Repeat exactly each line of the data provided below.

* BEGIN Task inputs *

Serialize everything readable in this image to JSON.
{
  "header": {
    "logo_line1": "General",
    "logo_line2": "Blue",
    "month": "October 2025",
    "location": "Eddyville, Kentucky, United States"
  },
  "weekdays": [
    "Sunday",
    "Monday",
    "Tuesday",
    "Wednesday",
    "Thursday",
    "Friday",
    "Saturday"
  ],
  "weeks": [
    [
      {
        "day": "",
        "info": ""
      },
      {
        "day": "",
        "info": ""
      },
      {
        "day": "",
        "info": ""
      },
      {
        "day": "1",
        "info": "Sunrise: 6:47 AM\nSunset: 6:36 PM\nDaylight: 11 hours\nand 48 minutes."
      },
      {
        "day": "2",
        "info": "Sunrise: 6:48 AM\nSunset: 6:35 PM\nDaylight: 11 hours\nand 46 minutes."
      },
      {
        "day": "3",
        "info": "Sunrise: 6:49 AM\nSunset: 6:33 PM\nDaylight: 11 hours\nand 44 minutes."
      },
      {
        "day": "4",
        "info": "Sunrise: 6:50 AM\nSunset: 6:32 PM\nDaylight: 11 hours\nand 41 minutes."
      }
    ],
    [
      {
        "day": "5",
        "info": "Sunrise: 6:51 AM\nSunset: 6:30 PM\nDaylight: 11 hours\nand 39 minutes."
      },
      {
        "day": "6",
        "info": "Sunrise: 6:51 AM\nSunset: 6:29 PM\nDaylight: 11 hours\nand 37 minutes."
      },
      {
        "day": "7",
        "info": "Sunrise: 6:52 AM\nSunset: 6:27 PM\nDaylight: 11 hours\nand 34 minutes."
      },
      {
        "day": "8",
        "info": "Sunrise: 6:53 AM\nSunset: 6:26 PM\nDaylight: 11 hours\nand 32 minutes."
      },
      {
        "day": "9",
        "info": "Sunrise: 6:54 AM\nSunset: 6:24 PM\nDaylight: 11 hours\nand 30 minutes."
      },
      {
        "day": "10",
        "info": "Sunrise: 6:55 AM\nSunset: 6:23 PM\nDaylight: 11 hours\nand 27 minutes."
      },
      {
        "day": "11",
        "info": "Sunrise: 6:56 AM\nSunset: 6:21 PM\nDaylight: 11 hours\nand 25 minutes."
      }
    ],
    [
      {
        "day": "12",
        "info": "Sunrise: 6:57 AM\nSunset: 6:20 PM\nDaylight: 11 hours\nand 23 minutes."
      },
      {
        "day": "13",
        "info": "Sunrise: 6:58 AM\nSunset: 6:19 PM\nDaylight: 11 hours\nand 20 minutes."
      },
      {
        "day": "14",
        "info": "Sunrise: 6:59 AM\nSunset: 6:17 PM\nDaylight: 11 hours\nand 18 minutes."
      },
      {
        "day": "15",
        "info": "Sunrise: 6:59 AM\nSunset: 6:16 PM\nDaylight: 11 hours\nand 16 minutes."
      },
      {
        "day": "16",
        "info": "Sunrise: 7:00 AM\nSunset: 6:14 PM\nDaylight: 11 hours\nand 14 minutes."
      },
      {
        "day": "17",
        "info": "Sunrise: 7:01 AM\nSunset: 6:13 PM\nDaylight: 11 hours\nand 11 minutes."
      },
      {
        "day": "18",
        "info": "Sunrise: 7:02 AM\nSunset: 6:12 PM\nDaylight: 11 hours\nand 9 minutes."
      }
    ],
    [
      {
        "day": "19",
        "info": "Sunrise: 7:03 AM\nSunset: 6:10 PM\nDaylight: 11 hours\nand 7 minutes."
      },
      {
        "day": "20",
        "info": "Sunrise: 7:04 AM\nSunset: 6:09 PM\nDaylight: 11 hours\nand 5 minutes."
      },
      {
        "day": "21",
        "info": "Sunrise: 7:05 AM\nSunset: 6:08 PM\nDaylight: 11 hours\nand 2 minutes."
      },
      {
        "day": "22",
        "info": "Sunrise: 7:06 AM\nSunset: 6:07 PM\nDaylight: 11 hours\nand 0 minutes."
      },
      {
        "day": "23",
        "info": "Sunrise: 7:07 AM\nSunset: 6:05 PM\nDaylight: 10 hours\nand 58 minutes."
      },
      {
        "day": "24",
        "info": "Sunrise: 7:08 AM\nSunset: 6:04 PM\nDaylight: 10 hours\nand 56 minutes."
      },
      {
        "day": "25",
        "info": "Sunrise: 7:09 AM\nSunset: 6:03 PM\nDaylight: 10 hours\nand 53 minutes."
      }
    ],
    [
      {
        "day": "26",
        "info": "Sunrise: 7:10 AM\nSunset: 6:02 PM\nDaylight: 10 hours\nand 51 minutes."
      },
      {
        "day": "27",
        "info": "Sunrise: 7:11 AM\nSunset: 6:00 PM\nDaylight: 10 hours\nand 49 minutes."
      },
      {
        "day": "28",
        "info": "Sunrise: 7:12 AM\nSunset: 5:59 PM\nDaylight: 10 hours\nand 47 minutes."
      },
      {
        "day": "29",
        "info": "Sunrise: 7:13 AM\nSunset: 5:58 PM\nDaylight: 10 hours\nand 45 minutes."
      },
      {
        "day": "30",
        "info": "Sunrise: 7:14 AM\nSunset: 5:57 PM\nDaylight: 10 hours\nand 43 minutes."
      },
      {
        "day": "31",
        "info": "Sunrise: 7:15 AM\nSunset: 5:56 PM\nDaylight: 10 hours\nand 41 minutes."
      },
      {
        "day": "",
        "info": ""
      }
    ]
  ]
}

* END Task inputs *

Output of the task
Serialize everything readable in this image to JSON.
{
  "header": {
    "logo_line1": "General",
    "logo_line2": "Blue",
    "month": "October 2025",
    "location": "Eddyville, Kentucky, United States"
  },
  "weekdays": [
    "Sunday",
    "Monday",
    "Tuesday",
    "Wednesday",
    "Thursday",
    "Friday",
    "Saturday"
  ],
  "weeks": [
    [
      {
        "day": "",
        "info": ""
      },
      {
        "day": "",
        "info": ""
      },
      {
        "day": "",
        "info": ""
      },
      {
        "day": "1",
        "info": "Sunrise: 6:47 AM\nSunset: 6:36 PM\nDaylight: 11 hours\nand 48 minutes."
      },
      {
        "day": "2",
        "info": "Sunrise: 6:48 AM\nSunset: 6:35 PM\nDaylight: 11 hours\nand 46 minutes."
      },
      {
        "day": "3",
        "info": "Sunrise: 6:49 AM\nSunset: 6:33 PM\nDaylight: 11 hours\nand 44 minutes."
      },
      {
        "day": "4",
        "info": "Sunrise: 6:50 AM\nSunset: 6:32 PM\nDaylight: 11 hours\nand 41 minutes."
      }
    ],
    [
      {
        "day": "5",
        "info": "Sunrise: 6:51 AM\nSunset: 6:30 PM\nDaylight: 11 hours\nand 39 minutes."
      },
      {
        "day": "6",
        "info": "Sunrise: 6:51 AM\nSunset: 6:29 PM\nDaylight: 11 hours\nand 37 minutes."
      },
      {
        "day": "7",
        "info": "Sunrise: 6:52 AM\nSunset: 6:27 PM\nDaylight: 11 hours\nand 34 minutes."
      },
      {
        "day": "8",
        "info": "Sunrise: 6:53 AM\nSunset: 6:26 PM\nDaylight: 11 hours\nand 32 minutes."
      },
      {
        "day": "9",
        "info": "Sunrise: 6:54 AM\nSunset: 6:24 PM\nDaylight: 11 hours\nand 30 minutes."
      },
      {
        "day": "10",
        "info": "Sunrise: 6:55 AM\nSunset: 6:23 PM\nDaylight: 11 hours\nand 27 minutes."
      },
      {
        "day": "11",
        "info": "Sunrise: 6:56 AM\nSunset: 6:21 PM\nDaylight: 11 hours\nand 25 minutes."
      }
    ],
    [
      {
        "day": "12",
        "info": "Sunrise: 6:57 AM\nSunset: 6:20 PM\nDaylight: 11 hours\nand 23 minutes."
      },
      {
        "day": "13",
        "info": "Sunrise: 6:58 AM\nSunset: 6:19 PM\nDaylight: 11 hours\nand 20 minutes."
      },
      {
        "day": "14",
        "info": "Sunrise: 6:59 AM\nSunset: 6:17 PM\nDaylight: 11 hours\nand 18 minutes."
      },
      {
        "day": "15",
        "info": "Sunrise: 6:59 AM\nSunset: 6:16 PM\nDaylight: 11 hours\nand 16 minutes."
      },
      {
        "day": "16",
        "info": "Sunrise: 7:00 AM\nSunset: 6:14 PM\nDaylight: 11 hours\nand 14 minutes."
      },
      {
        "day": "17",
        "info": "Sunrise: 7:01 AM\nSunset: 6:13 PM\nDaylight: 11 hours\nand 11 minutes."
      },
      {
        "day": "18",
        "info": "Sunrise: 7:02 AM\nSunset: 6:12 PM\nDaylight: 11 hours\nand 9 minutes."
      }
    ],
    [
      {
        "day": "19",
        "info": "Sunrise: 7:03 AM\nSunset: 6:10 PM\nDaylight: 11 hours\nand 7 minutes."
      },
      {
        "day": "20",
        "info": "Sunrise: 7:04 AM\nSunset: 6:09 PM\nDaylight: 11 hours\nand 5 minutes."
      },
      {
        "day": "21",
        "info": "Sunrise: 7:05 AM\nSunset: 6:08 PM\nDaylight: 11 hours\nand 2 minutes."
      },
      {
        "day": "22",
        "info": "Sunrise: 7:06 AM\nSunset: 6:07 PM\nDaylight: 11 hours\nand 0 minutes."
      },
      {
        "day": "23",
        "info": "Sunrise: 7:07 AM\nSunset: 6:05 PM\nDaylight: 10 hours\nand 58 minutes."
      },
      {
        "day": "24",
        "info": "Sunrise: 7:08 AM\nSunset: 6:04 PM\nDaylight: 10 hours\nand 56 minutes."
      },
      {
        "day": "25",
        "info": "Sunrise: 7:09 AM\nSunset: 6:03 PM\nDaylight: 10 hours\nand 53 minutes."
      }
    ],
    [
      {
        "day": "26",
        "info": "Sunrise: 7:10 AM\nSunset: 6:02 PM\nDaylight: 10 hours\nand 51 minutes."
      },
      {
        "day": "27",
        "info": "Sunrise: 7:11 AM\nSunset: 6:00 PM\nDaylight: 10 hours\nand 49 minutes."
      },
      {
        "day": "28",
        "info": "Sunrise: 7:12 AM\nSunset: 5:59 PM\nDaylight: 10 hours\nand 47 minutes."
      },
      {
        "day": "29",
        "info": "Sunrise: 7:13 AM\nSunset: 5:58 PM\nDaylight: 10 hours\nand 45 minutes."
      },
      {
        "day": "30",
        "info": "Sunrise: 7:14 AM\nSunset: 5:57 PM\nDaylight: 10 hours\nand 43 minutes."
      },
      {
        "day": "31",
        "info": "Sunrise: 7:15 AM\nSunset: 5:56 PM\nDaylight: 10 hours\nand 41 minutes."
      },
      {
        "day": "",
        "info": ""
      }
    ]
  ]
}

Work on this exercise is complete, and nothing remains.